## WHAT YOU ARE ASKED TO DO
Take all the material and copy it exactly.

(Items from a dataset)
______________________________

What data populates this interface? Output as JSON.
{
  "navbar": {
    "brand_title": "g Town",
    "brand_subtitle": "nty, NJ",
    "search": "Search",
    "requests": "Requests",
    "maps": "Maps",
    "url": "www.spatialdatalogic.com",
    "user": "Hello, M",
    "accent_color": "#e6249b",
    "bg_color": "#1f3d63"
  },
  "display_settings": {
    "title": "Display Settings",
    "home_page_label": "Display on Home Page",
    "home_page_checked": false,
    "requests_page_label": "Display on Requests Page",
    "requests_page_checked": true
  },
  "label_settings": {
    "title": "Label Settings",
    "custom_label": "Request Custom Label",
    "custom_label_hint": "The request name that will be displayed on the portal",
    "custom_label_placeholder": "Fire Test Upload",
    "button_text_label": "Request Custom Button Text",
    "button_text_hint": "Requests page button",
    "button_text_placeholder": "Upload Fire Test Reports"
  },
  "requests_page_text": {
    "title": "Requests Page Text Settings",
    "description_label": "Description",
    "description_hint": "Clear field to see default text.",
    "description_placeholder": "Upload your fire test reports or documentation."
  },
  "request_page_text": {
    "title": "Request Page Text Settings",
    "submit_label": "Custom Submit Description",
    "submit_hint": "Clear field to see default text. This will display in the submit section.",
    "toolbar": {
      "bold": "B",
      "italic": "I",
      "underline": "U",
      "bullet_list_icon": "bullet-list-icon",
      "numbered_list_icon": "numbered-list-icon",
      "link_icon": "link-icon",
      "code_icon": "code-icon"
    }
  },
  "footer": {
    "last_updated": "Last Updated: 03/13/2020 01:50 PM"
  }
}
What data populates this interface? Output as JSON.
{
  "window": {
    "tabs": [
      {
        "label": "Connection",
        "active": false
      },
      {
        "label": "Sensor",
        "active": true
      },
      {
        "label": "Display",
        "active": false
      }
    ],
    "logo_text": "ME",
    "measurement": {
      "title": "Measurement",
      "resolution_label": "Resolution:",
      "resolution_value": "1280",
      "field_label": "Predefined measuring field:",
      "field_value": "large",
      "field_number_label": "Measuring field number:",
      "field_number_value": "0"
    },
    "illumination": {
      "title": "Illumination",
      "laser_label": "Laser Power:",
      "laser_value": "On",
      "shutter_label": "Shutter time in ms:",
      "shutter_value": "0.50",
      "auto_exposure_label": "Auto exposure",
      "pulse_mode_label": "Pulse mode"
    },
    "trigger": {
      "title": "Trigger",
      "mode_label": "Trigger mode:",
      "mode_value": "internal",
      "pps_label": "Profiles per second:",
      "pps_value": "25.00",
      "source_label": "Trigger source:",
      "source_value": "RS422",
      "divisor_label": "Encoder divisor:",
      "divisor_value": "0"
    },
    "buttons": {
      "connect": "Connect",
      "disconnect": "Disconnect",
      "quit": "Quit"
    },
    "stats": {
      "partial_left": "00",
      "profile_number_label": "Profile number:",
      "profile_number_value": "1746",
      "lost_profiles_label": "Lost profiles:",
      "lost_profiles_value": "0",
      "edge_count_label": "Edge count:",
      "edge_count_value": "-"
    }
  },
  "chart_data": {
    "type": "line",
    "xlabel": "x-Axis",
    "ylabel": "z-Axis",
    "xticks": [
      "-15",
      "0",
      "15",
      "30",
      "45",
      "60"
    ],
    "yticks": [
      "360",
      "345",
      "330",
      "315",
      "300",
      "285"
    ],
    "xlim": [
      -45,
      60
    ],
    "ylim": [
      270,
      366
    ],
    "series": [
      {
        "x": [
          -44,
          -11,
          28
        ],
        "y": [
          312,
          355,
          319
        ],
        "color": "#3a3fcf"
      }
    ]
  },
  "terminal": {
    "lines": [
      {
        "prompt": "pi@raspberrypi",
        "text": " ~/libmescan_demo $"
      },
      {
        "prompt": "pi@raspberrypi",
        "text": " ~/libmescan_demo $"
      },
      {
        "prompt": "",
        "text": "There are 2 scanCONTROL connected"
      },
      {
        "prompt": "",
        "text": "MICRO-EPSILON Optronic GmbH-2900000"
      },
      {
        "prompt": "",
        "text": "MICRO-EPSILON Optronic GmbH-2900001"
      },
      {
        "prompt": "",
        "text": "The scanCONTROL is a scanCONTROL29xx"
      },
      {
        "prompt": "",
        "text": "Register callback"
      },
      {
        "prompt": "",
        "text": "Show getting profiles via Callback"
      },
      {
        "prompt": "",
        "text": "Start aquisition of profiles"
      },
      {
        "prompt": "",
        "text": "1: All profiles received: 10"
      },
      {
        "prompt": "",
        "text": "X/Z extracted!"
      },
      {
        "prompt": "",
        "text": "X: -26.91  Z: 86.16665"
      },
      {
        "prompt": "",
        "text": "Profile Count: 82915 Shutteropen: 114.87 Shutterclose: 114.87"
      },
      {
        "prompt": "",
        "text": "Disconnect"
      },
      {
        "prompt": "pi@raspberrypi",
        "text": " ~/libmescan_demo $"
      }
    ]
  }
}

______________________________

## FULL SOLUTION
What data populates this interface? Output as JSON.
{
  "navbar": {
    "brand_title": "g Town",
    "brand_subtitle": "nty, NJ",
    "search": "Search",
    "requests": "Requests",
    "maps": "Maps",
    "url": "www.spatialdatalogic.com",
    "user": "Hello, M",
    "accent_color": "#e6249b",
    "bg_color": "#1f3d63"
  },
  "display_settings": {
    "title": "Display Settings",
    "home_page_label": "Display on Home Page",
    "home_page_checked": false,
    "requests_page_label": "Display on Requests Page",
    "requests_page_checked": true
  },
  "label_settings": {
    "title": "Label Settings",
    "custom_label": "Request Custom Label",
    "custom_label_hint": "The request name that will be displayed on the portal",
    "custom_label_placeholder": "Fire Test Upload",
    "button_text_label": "Request Custom Button Text",
    "button_text_hint": "Requests page button",
    "button_text_placeholder": "Upload Fire Test Reports"
  },
  "requests_page_text": {
    "title": "Requests Page Text Settings",
    "description_label": "Description",
    "description_hint": "Clear field to see default text.",
    "description_placeholder": "Upload your fire test reports or documentation."
  },
  "request_page_text": {
    "title": "Request Page Text Settings",
    "submit_label": "Custom Submit Description",
    "submit_hint": "Clear field to see default text. This will display in the submit section.",
    "toolbar": {
      "bold": "B",
      "italic": "I",
      "underline": "U",
      "bullet_list_icon": "bullet-list-icon",
      "numbered_list_icon": "numbered-list-icon",
      "link_icon": "link-icon",
      "code_icon": "code-icon"
    }
  },
  "footer": {
    "last_updated": "Last Updated: 03/13/2020 01:50 PM"
  }
}
What data populates this interface? Output as JSON.
{
  "window": {
    "tabs": [
      {
        "label": "Connection",
        "active": false
      },
      {
        "label": "Sensor",
        "active": true
      },
      {
        "label": "Display",
        "active": false
      }
    ],
    "logo_text": "ME",
    "measurement": {
      "title": "Measurement",
      "resolution_label": "Resolution:",
      "resolution_value": "1280",
      "field_label": "Predefined measuring field:",
      "field_value": "large",
      "field_number_label": "Measuring field number:",
      "field_number_value": "0"
    },
    "illumination": {
      "title": "Illumination",
      "laser_label": "Laser Power:",
      "laser_value": "On",
      "shutter_label": "Shutter time in ms:",
      "shutter_value": "0.50",
      "auto_exposure_label": "Auto exposure",
      "pulse_mode_label": "Pulse mode"
    },
    "trigger": {
      "title": "Trigger",
      "mode_label": "Trigger mode:",
      "mode_value": "internal",
      "pps_label": "Profiles per second:",
      "pps_value": "25.00",
      "source_label": "Trigger source:",
      "source_value": "RS422",
      "divisor_label": "Encoder divisor:",
      "divisor_value": "0"
    },
    "buttons": {
      "connect": "Connect",
      "disconnect": "Disconnect",
      "quit": "Quit"
    },
    "stats": {
      "partial_left": "00",
      "profile_number_label": "Profile number:",
      "profile_number_value": "1746",
      "lost_profiles_label": "Lost profiles:",
      "lost_profiles_value": "0",
      "edge_count_label": "Edge count:",
      "edge_count_value": "-"
    }
  },
  "chart_data": {
    "type": "line",
    "xlabel": "x-Axis",
    "ylabel": "z-Axis",
    "xticks": [
      "-15",
      "0",
      "15",
      "30",
      "45",
      "60"
    ],
    "yticks": [
      "360",
      "345",
      "330",
      "315",
      "300",
      "285"
    ],
    "xlim": [
      -45,
      60
    ],
    "ylim": [
      270,
      366
    ],
    "series": [
      {
        "x": [
          -44,
          -11,
          28
        ],
        "y": [
          312,
          355,
          319
        ],
        "color": "#3a3fcf"
      }
    ]
  },
  "terminal": {
    "lines": [
      {
        "prompt": "pi@raspberrypi",
        "text": " ~/libmescan_demo $"
      },
      {
        "prompt": "pi@raspberrypi",
        "text": " ~/libmescan_demo $"
      },
      {
        "prompt": "",
        "text": "There are 2 scanCONTROL connected"
      },
      {
        "prompt": "",
        "text": "MICRO-EPSILON Optronic GmbH-2900000"
      },
      {
        "prompt": "",
        "text": "MICRO-EPSILON Optronic GmbH-2900001"
      },
      {
        "prompt": "",
        "text": "The scanCONTROL is a scanCONTROL29xx"
      },
      {
        "prompt": "",
        "text": "Register callback"
      },
      {
        "prompt": "",
        "text": "Show getting profiles via Callback"
      },
      {
        "prompt": "",
        "text": "Start aquisition of profiles"
      },
      {
        "prompt": "",
        "text": "1: All profiles received: 10"
      },
      {
        "prompt": "",
        "text": "X/Z extracted!"
      },
      {
        "prompt": "",
        "text": "X: -26.91  Z: 86.16665"
      },
      {
        "prompt": "",
        "text": "Profile Count: 82915 Shutteropen: 114.87 Shutterclose: 114.87"
      },
      {
        "prompt": "",
        "text": "Disconnect"
      },
      {
        "prompt": "pi@raspberrypi",
        "text": " ~/libmescan_demo $"
      }
    ]
  }
}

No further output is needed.